Objective
Quote the records that follow in full, leaving the pictures out.

Data
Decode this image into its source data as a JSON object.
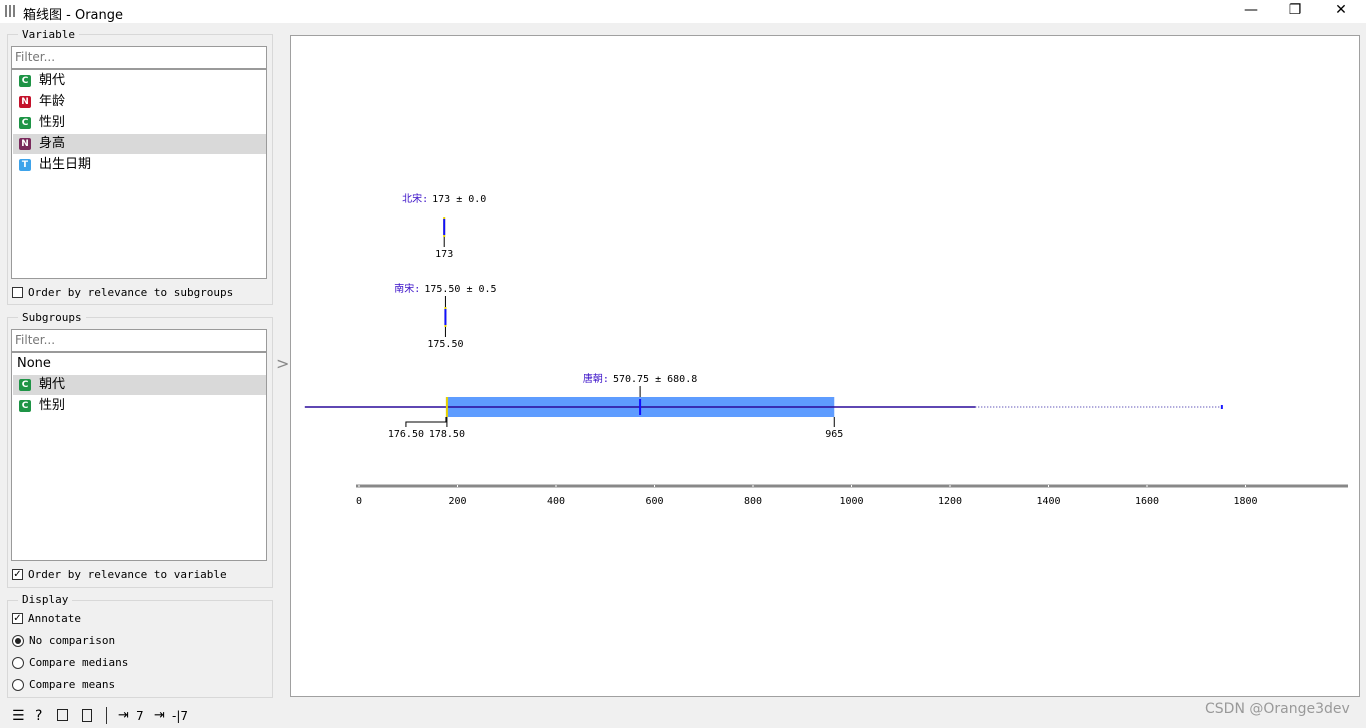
{
  "window": {
    "title": "箱线图 - Orange"
  },
  "variable": {
    "title": "Variable",
    "filter_placeholder": "Filter...",
    "items": [
      {
        "badge": "C",
        "label": "朝代"
      },
      {
        "badge": "N",
        "label": "年龄"
      },
      {
        "badge": "C",
        "label": "性别"
      },
      {
        "badge": "N",
        "label": "身高"
      },
      {
        "badge": "T",
        "label": "出生日期"
      }
    ],
    "selected": 3,
    "order": {
      "label": "Order by relevance to subgroups",
      "checked": false
    }
  },
  "subgroups": {
    "title": "Subgroups",
    "filter_placeholder": "Filter...",
    "items": [
      {
        "label": "None"
      },
      {
        "badge": "C",
        "label": "朝代"
      },
      {
        "badge": "C",
        "label": "性别"
      }
    ],
    "selected": 1,
    "order": {
      "label": "Order by relevance to variable",
      "checked": true
    }
  },
  "display": {
    "title": "Display",
    "annotate": {
      "label": "Annotate",
      "checked": true
    },
    "options": [
      "No comparison",
      "Compare medians",
      "Compare means"
    ],
    "selected": 0
  },
  "plot": {
    "type": "box",
    "xlim": [
      0,
      2000
    ],
    "xticks": [
      0,
      200,
      400,
      600,
      800,
      1000,
      1200,
      1400,
      1600,
      1800
    ],
    "groups": [
      {
        "name": "北宋:",
        "stats": "173 ± 0.0",
        "mean": 173,
        "sd": 0,
        "median": 173,
        "median_label": "173"
      },
      {
        "name": "南宋:",
        "stats": "175.50 ± 0.5",
        "mean": 175.5,
        "sd": 0.5,
        "median": 175.5,
        "median_label": "175.50"
      },
      {
        "name": "唐朝:",
        "stats": "570.75 ± 680.8",
        "mean": 570.75,
        "sd": 680.8,
        "q1": 176.5,
        "median": 178.5,
        "q3": 965,
        "max": 1752,
        "q1_label": "176.50",
        "median_label": "178.50",
        "q3_label": "965"
      }
    ]
  },
  "status": {
    "inputs": "7",
    "outputs": "-|7"
  },
  "watermark": "CSDN @Orange3dev"
}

Solved exercise
Decode this image into its source data as a JSON object.
{
  "window": {
    "title": "箱线图 - Orange"
  },
  "variable": {
    "title": "Variable",
    "filter_placeholder": "Filter...",
    "items": [
      {
        "badge": "C",
        "label": "朝代"
      },
      {
        "badge": "N",
        "label": "年龄"
      },
      {
        "badge": "C",
        "label": "性别"
      },
      {
        "badge": "N",
        "label": "身高"
      },
      {
        "badge": "T",
        "label": "出生日期"
      }
    ],
    "selected": 3,
    "order": {
      "label": "Order by relevance to subgroups",
      "checked": false
    }
  },
  "subgroups": {
    "title": "Subgroups",
    "filter_placeholder": "Filter...",
    "items": [
      {
        "label": "None"
      },
      {
        "badge": "C",
        "label": "朝代"
      },
      {
        "badge": "C",
        "label": "性别"
      }
    ],
    "selected": 1,
    "order": {
      "label": "Order by relevance to variable",
      "checked": true
    }
  },
  "display": {
    "title": "Display",
    "annotate": {
      "label": "Annotate",
      "checked": true
    },
    "options": [
      "No comparison",
      "Compare medians",
      "Compare means"
    ],
    "selected": 0
  },
  "plot": {
    "type": "box",
    "xlim": [
      0,
      2000
    ],
    "xticks": [
      0,
      200,
      400,
      600,
      800,
      1000,
      1200,
      1400,
      1600,
      1800
    ],
    "groups": [
      {
        "name": "北宋:",
        "stats": "173 ± 0.0",
        "mean": 173,
        "sd": 0,
        "median": 173,
        "median_label": "173"
      },
      {
        "name": "南宋:",
        "stats": "175.50 ± 0.5",
        "mean": 175.5,
        "sd": 0.5,
        "median": 175.5,
        "median_label": "175.50"
      },
      {
        "name": "唐朝:",
        "stats": "570.75 ± 680.8",
        "mean": 570.75,
        "sd": 680.8,
        "q1": 176.5,
        "median": 178.5,
        "q3": 965,
        "max": 1752,
        "q1_label": "176.50",
        "median_label": "178.50",
        "q3_label": "965"
      }
    ]
  },
  "status": {
    "inputs": "7",
    "outputs": "-|7"
  },
  "watermark": "CSDN @Orange3dev"
}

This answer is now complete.